**WHAT NEEDS TO BE DONE**
Copy every line of the records below where the word "Trial" occurs.

#####

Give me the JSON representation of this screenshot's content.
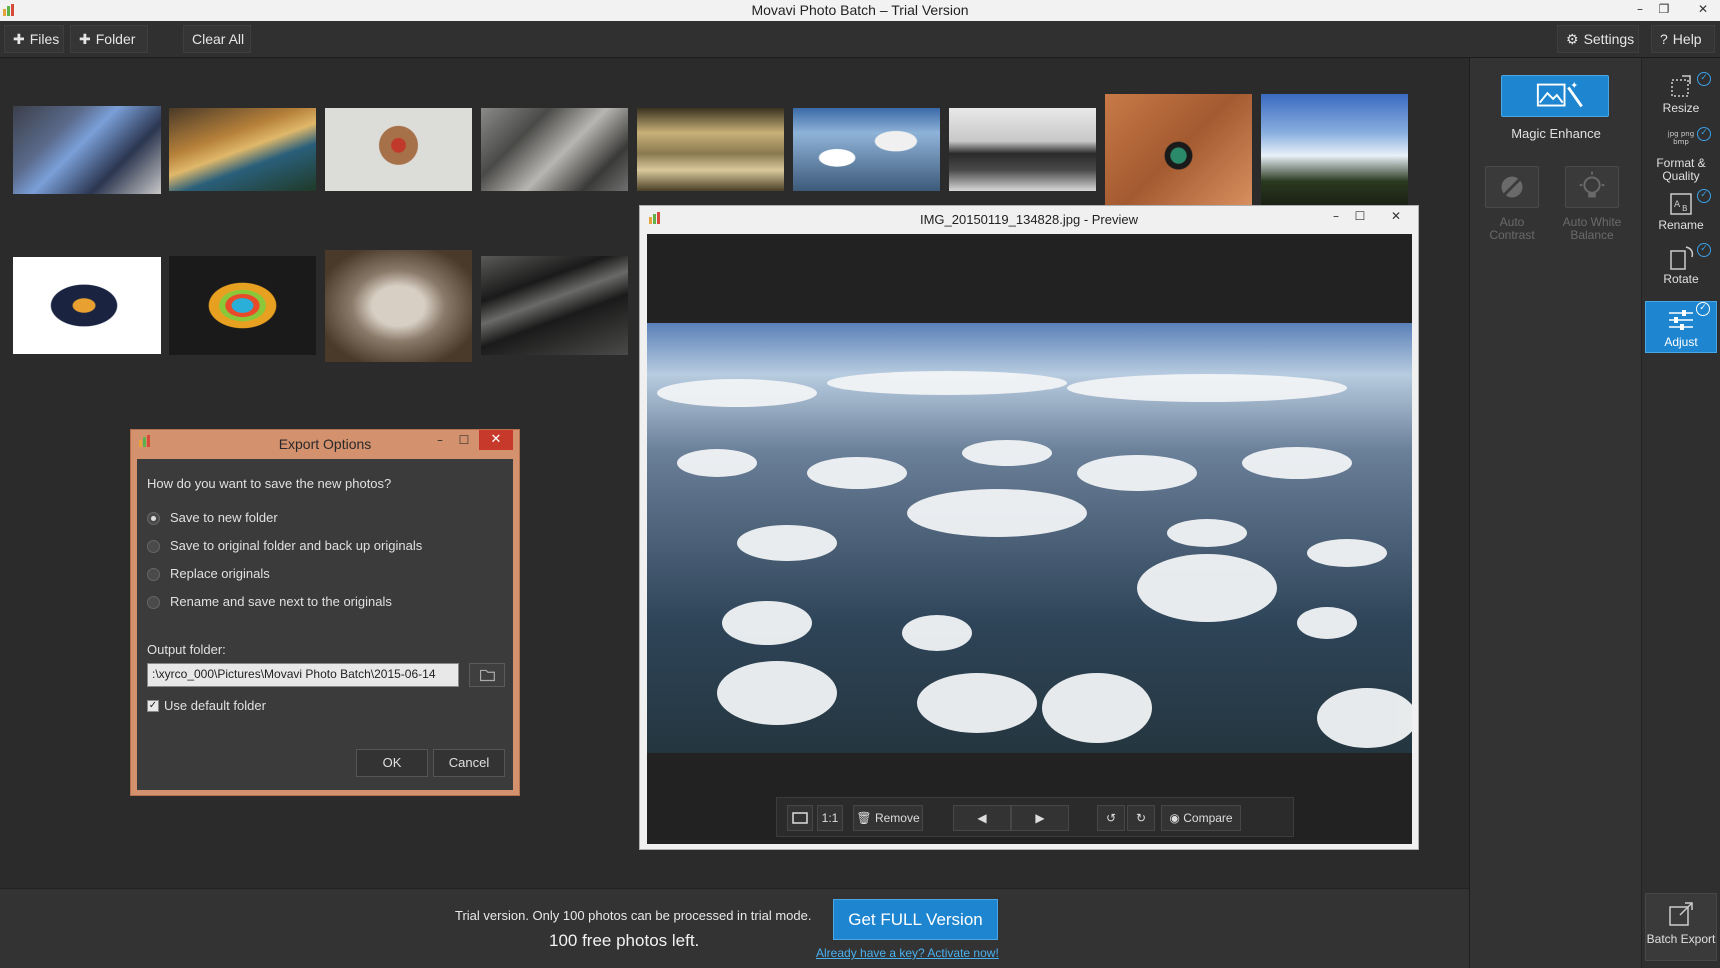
{
  "window": {
    "title": "Movavi Photo Batch – Trial Version",
    "controls": [
      "–",
      "❐",
      "✕"
    ]
  },
  "toolbar": {
    "files_label": "Files",
    "folder_label": "Folder",
    "clear_label": "Clear All",
    "settings_label": "Settings",
    "help_label": "Help"
  },
  "thumbnails": [
    {
      "name": "thumb-tv-screen"
    },
    {
      "name": "thumb-beach-sunset"
    },
    {
      "name": "thumb-toy-dog"
    },
    {
      "name": "thumb-rocks"
    },
    {
      "name": "thumb-hall-interior"
    },
    {
      "name": "thumb-clouds"
    },
    {
      "name": "thumb-desk-monitors"
    },
    {
      "name": "thumb-drone"
    },
    {
      "name": "thumb-sky-trees"
    },
    {
      "name": "thumb-mug"
    },
    {
      "name": "thumb-phone"
    },
    {
      "name": "thumb-cat"
    },
    {
      "name": "thumb-ram-modules"
    }
  ],
  "enhance": {
    "magic_label": "Magic Enhance",
    "auto_contrast_label": "Auto Contrast",
    "auto_white_balance_label": "Auto White Balance"
  },
  "tools": {
    "resize": "Resize",
    "format": "Format & Quality",
    "rename": "Rename",
    "rotate": "Rotate",
    "adjust": "Adjust",
    "format_icon_text": "jpg png bmp"
  },
  "preview": {
    "title": "IMG_20150119_134828.jpg - Preview",
    "one_to_one": "1:1",
    "remove_label": "Remove",
    "compare_label": "Compare"
  },
  "export_dialog": {
    "title": "Export Options",
    "question": "How do you want to save the new photos?",
    "options": [
      {
        "label": "Save to new folder",
        "selected": true
      },
      {
        "label": "Save to original folder and back up originals",
        "selected": false
      },
      {
        "label": "Replace originals",
        "selected": false
      },
      {
        "label": "Rename and save next to the originals",
        "selected": false
      }
    ],
    "output_label": "Output folder:",
    "output_value": ":\\xyrco_000\\Pictures\\Movavi Photo Batch\\2015-06-14",
    "use_default_label": "Use default folder",
    "use_default_checked": true,
    "ok_label": "OK",
    "cancel_label": "Cancel"
  },
  "bottom": {
    "trial_text": "Trial version. Only 100 photos can be processed in trial mode.",
    "free_left": "100 free photos left.",
    "get_full_label": "Get FULL Version",
    "activate_label": "Already have a key? Activate now!",
    "batch_export_label": "Batch Export"
  },
  "colors": {
    "accent": "#1e86d0",
    "dialog_border": "#d4916d",
    "link": "#4ab0f0"
  }
}
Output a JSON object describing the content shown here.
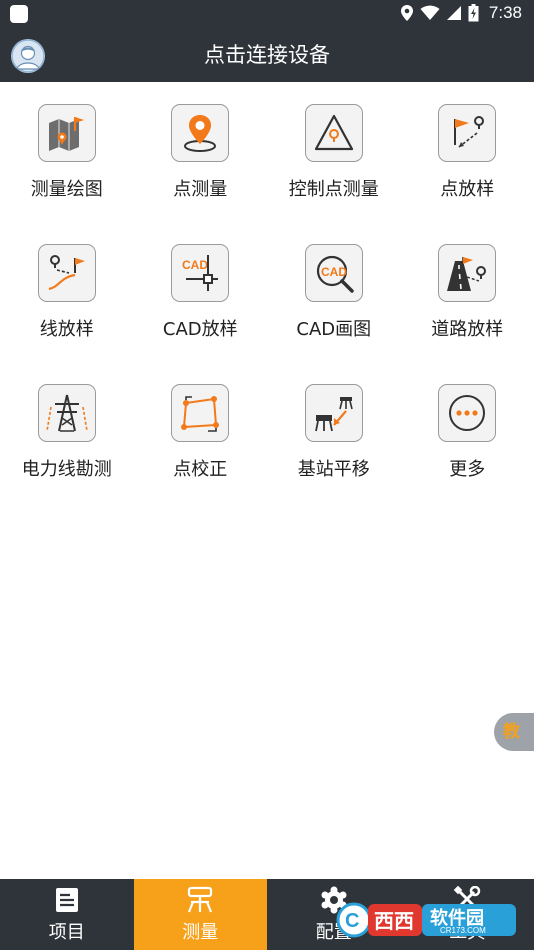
{
  "status_bar": {
    "time": "7:38"
  },
  "header": {
    "title": "点击连接设备"
  },
  "tools": [
    {
      "label": "测量绘图",
      "icon": "map-draw-icon"
    },
    {
      "label": "点测量",
      "icon": "point-survey-icon"
    },
    {
      "label": "控制点测量",
      "icon": "control-point-icon"
    },
    {
      "label": "点放样",
      "icon": "point-stakeout-icon"
    },
    {
      "label": "线放样",
      "icon": "line-stakeout-icon"
    },
    {
      "label": "CAD放样",
      "icon": "cad-stakeout-icon"
    },
    {
      "label": "CAD画图",
      "icon": "cad-drawing-icon"
    },
    {
      "label": "道路放样",
      "icon": "road-stakeout-icon"
    },
    {
      "label": "电力线勘测",
      "icon": "power-line-icon"
    },
    {
      "label": "点校正",
      "icon": "point-calibration-icon"
    },
    {
      "label": "基站平移",
      "icon": "base-shift-icon"
    },
    {
      "label": "更多",
      "icon": "more-icon"
    }
  ],
  "float_button": {
    "label": "教"
  },
  "bottom_nav": [
    {
      "label": "项目",
      "icon": "project-icon",
      "active": false
    },
    {
      "label": "测量",
      "icon": "survey-icon",
      "active": true
    },
    {
      "label": "配置",
      "icon": "config-gear-icon",
      "active": false
    },
    {
      "label": "工具",
      "icon": "tools-icon",
      "active": false
    }
  ],
  "watermark": {
    "text": "软件园",
    "subtext": "CR173.COM"
  },
  "colors": {
    "bar": "#2f343a",
    "accent": "#f7a11a",
    "orange_icon": "#f27a1a"
  }
}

#####

**RESPONSE TO THE EXERCISE**
    "title": "Movavi Photo Batch – Trial Version",
    "trial_text": "Trial version. Only 100 photos can be processed in trial mode.",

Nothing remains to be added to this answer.